| GIVEN INSTRUCTION |
Copy the data exactly as it appears, and do not include any pictures.
****************
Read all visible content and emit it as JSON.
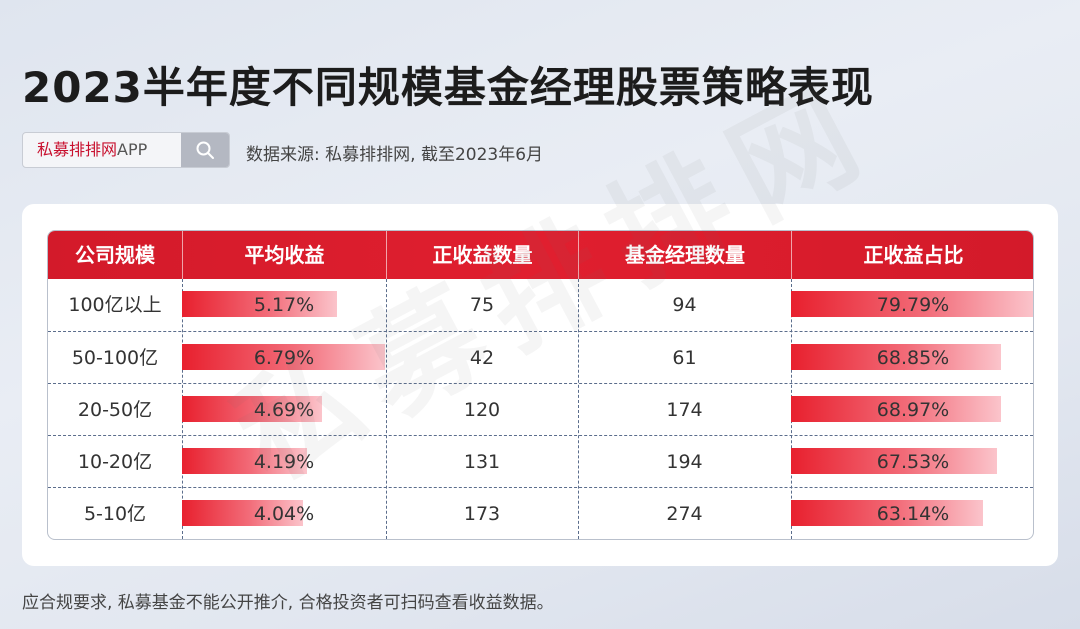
{
  "title": "2023半年度不同规模基金经理股票策略表现",
  "search": {
    "brand": "私募排排网",
    "suffix": "APP",
    "icon": "search-icon"
  },
  "source": "数据来源: 私募排排网, 截至2023年6月",
  "watermark": "私募排排网",
  "footer": "应合规要求, 私募基金不能公开推介, 合格投资者可扫码查看收益数据。",
  "colors": {
    "header": "#d31a2a",
    "bar_start": "#e8202e",
    "bar_end": "#fbc4cb"
  },
  "chart_data": {
    "type": "table",
    "columns": [
      "公司规模",
      "平均收益",
      "正收益数量",
      "基金经理数量",
      "正收益占比"
    ],
    "rows": [
      {
        "scale": "100亿以上",
        "avg_return": 5.17,
        "avg_return_label": "5.17%",
        "positive_count": "75",
        "manager_count": "94",
        "positive_ratio": 79.79,
        "positive_ratio_label": "79.79%"
      },
      {
        "scale": "50-100亿",
        "avg_return": 6.79,
        "avg_return_label": "6.79%",
        "positive_count": "42",
        "manager_count": "61",
        "positive_ratio": 68.85,
        "positive_ratio_label": "68.85%"
      },
      {
        "scale": "20-50亿",
        "avg_return": 4.69,
        "avg_return_label": "4.69%",
        "positive_count": "120",
        "manager_count": "174",
        "positive_ratio": 68.97,
        "positive_ratio_label": "68.97%"
      },
      {
        "scale": "10-20亿",
        "avg_return": 4.19,
        "avg_return_label": "4.19%",
        "positive_count": "131",
        "manager_count": "194",
        "positive_ratio": 67.53,
        "positive_ratio_label": "67.53%"
      },
      {
        "scale": "5-10亿",
        "avg_return": 4.04,
        "avg_return_label": "4.04%",
        "positive_count": "173",
        "manager_count": "274",
        "positive_ratio": 63.14,
        "positive_ratio_label": "63.14%"
      }
    ]
  }
}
****************
| CORRECT OUTPUT |
Read all visible content and emit it as JSON.
{
  "title": "2023半年度不同规模基金经理股票策略表现",
  "search": {
    "brand": "私募排排网",
    "suffix": "APP",
    "icon": "search-icon"
  },
  "source": "数据来源: 私募排排网, 截至2023年6月",
  "watermark": "私募排排网",
  "footer": "应合规要求, 私募基金不能公开推介, 合格投资者可扫码查看收益数据。",
  "colors": {
    "header": "#d31a2a",
    "bar_start": "#e8202e",
    "bar_end": "#fbc4cb"
  },
  "chart_data": {
    "type": "table",
    "columns": [
      "公司规模",
      "平均收益",
      "正收益数量",
      "基金经理数量",
      "正收益占比"
    ],
    "rows": [
      {
        "scale": "100亿以上",
        "avg_return": 5.17,
        "avg_return_label": "5.17%",
        "positive_count": "75",
        "manager_count": "94",
        "positive_ratio": 79.79,
        "positive_ratio_label": "79.79%"
      },
      {
        "scale": "50-100亿",
        "avg_return": 6.79,
        "avg_return_label": "6.79%",
        "positive_count": "42",
        "manager_count": "61",
        "positive_ratio": 68.85,
        "positive_ratio_label": "68.85%"
      },
      {
        "scale": "20-50亿",
        "avg_return": 4.69,
        "avg_return_label": "4.69%",
        "positive_count": "120",
        "manager_count": "174",
        "positive_ratio": 68.97,
        "positive_ratio_label": "68.97%"
      },
      {
        "scale": "10-20亿",
        "avg_return": 4.19,
        "avg_return_label": "4.19%",
        "positive_count": "131",
        "manager_count": "194",
        "positive_ratio": 67.53,
        "positive_ratio_label": "67.53%"
      },
      {
        "scale": "5-10亿",
        "avg_return": 4.04,
        "avg_return_label": "4.04%",
        "positive_count": "173",
        "manager_count": "274",
        "positive_ratio": 63.14,
        "positive_ratio_label": "63.14%"
      }
    ]
  }
}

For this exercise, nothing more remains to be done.